[Extracted records]
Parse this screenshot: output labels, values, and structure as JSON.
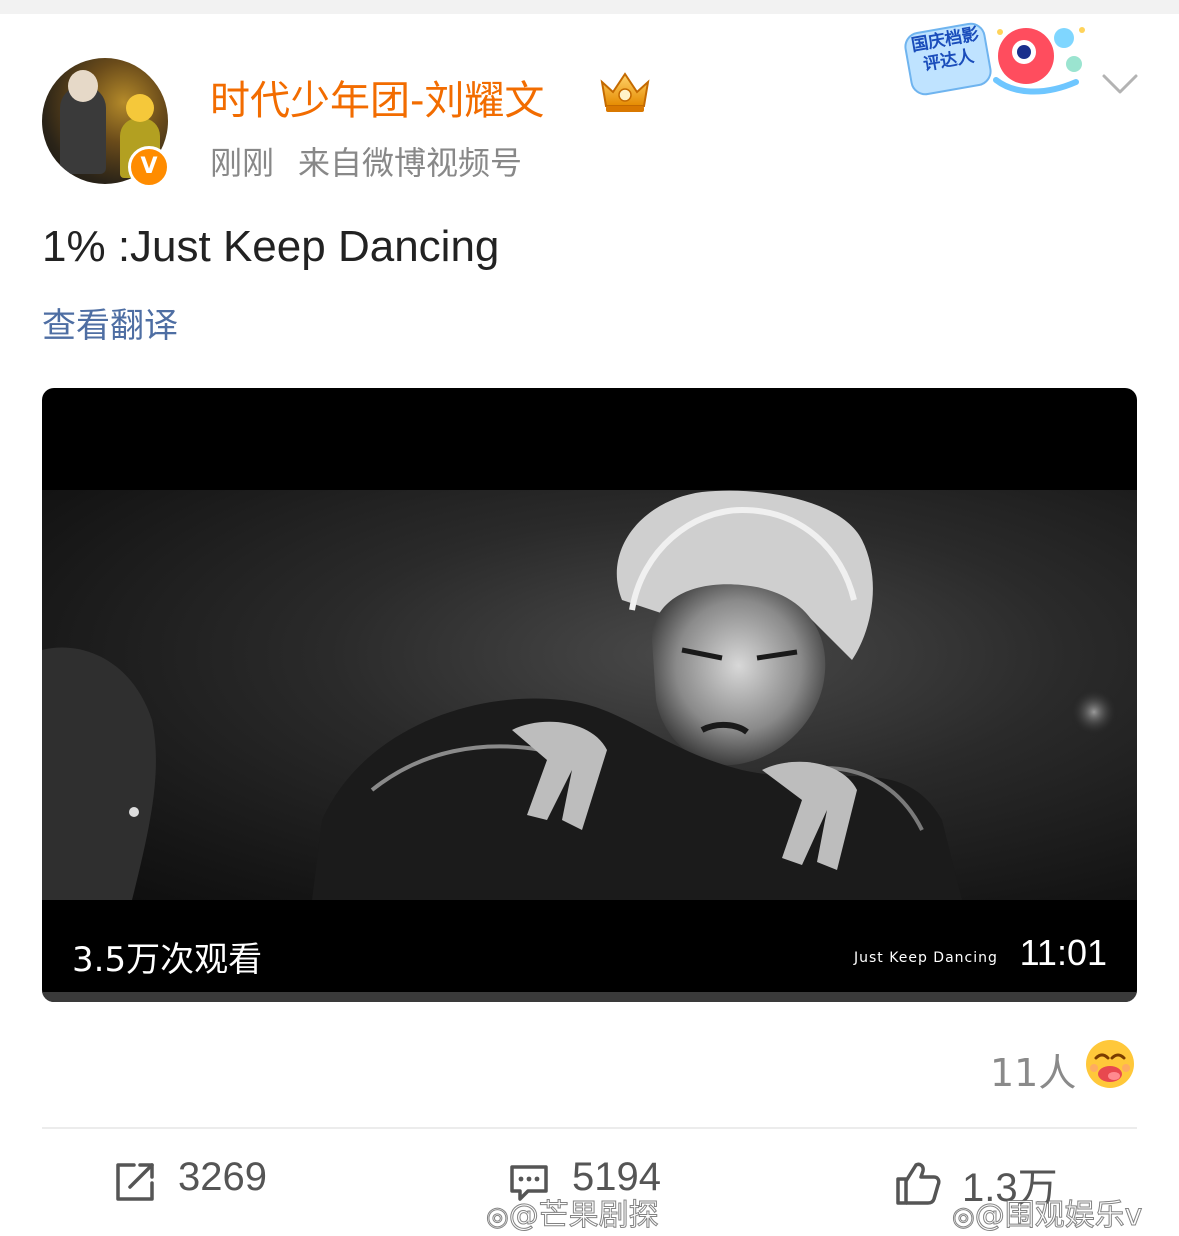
{
  "post": {
    "username": "时代少年团-刘耀文",
    "time": "刚刚",
    "source": "来自微博视频号",
    "text": "1% :Just Keep Dancing",
    "translate": "查看翻译",
    "event_badge": "国庆档影评达人",
    "verified_badge": "V"
  },
  "video": {
    "views": "3.5万次观看",
    "overlay_title": "Just Keep Dancing",
    "duration": "11:01"
  },
  "reactions": {
    "count": "11人"
  },
  "actions": {
    "repost": "3269",
    "comment": "5194",
    "like": "1.3万"
  },
  "watermarks": {
    "left": "@芒果剧探",
    "right": "@围观娱乐v"
  },
  "colors": {
    "username": "#f26c00",
    "link": "#4e6ea3",
    "meta": "#888888"
  }
}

DIRECTIONS FOR THIS TASK:
Every record must be copied exactly, with images dropped from the result.

EXPECTED ANSWER:
Parse this screenshot: output labels, values, and structure as JSON.
{
  "post": {
    "username": "时代少年团-刘耀文",
    "time": "刚刚",
    "source": "来自微博视频号",
    "text": "1% :Just Keep Dancing",
    "translate": "查看翻译",
    "event_badge": "国庆档影评达人",
    "verified_badge": "V"
  },
  "video": {
    "views": "3.5万次观看",
    "overlay_title": "Just Keep Dancing",
    "duration": "11:01"
  },
  "reactions": {
    "count": "11人"
  },
  "actions": {
    "repost": "3269",
    "comment": "5194",
    "like": "1.3万"
  },
  "watermarks": {
    "left": "@芒果剧探",
    "right": "@围观娱乐v"
  },
  "colors": {
    "username": "#f26c00",
    "link": "#4e6ea3",
    "meta": "#888888"
  }
}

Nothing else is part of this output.